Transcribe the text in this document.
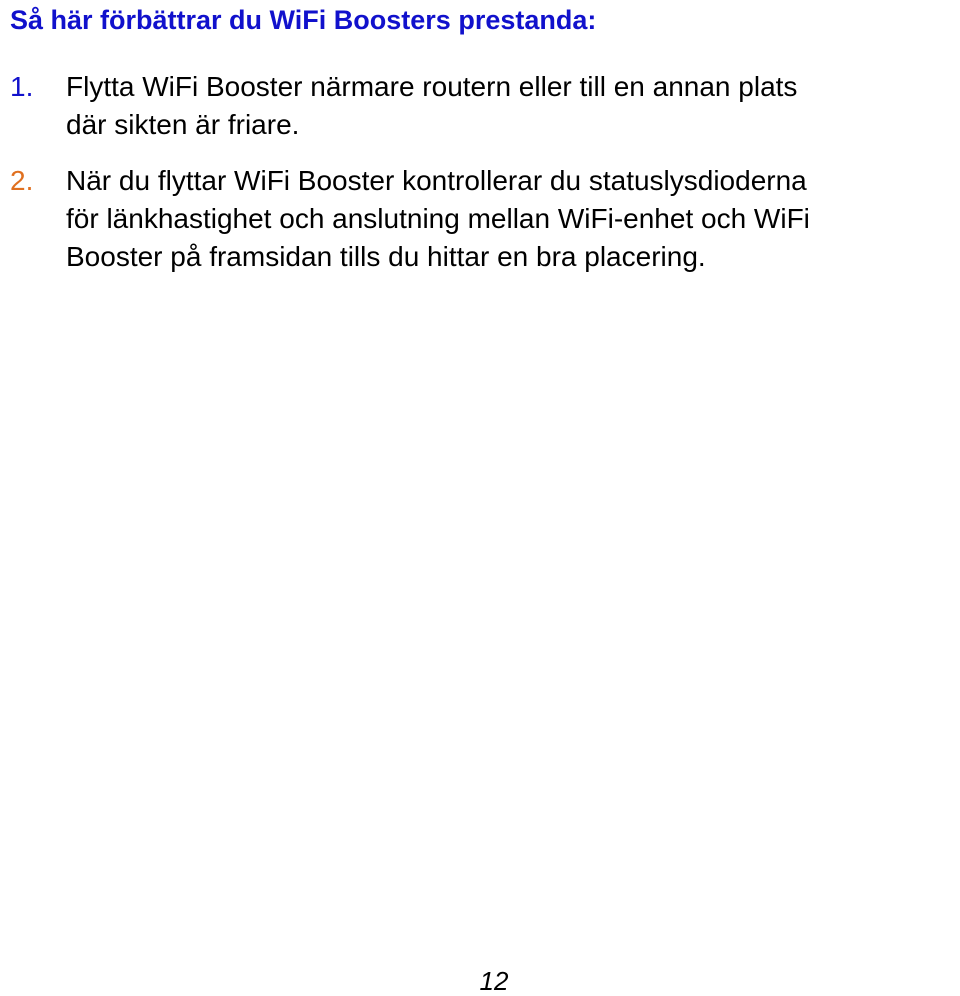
Så här förbättrar du WiFi Boosters prestanda:
1. Flytta WiFi Booster närmare routern eller till en annan plats
där sikten är friare.
2. När du flyttar WiFi Booster kontrollerar du statuslysdioderna
för länkhastighet och anslutning mellan WiFi-enhet och WiFi
Booster på framsidan tills du hittar en bra placering.
12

■ ■ ■

■ **GIVEN INSTRUCTION**
Retype each record exactly as it stands, but do not include the pictures.

■ **OUTPUT**
Transcribe the text in this document.
Så här förbättrar du WiFi Boosters prestanda:
1. Flytta WiFi Booster närmare routern eller till en annan plats
där sikten är friare.
2. När du flyttar WiFi Booster kontrollerar du statuslysdioderna
för länkhastighet och anslutning mellan WiFi-enhet och WiFi
Booster på framsidan tills du hittar en bra placering.
12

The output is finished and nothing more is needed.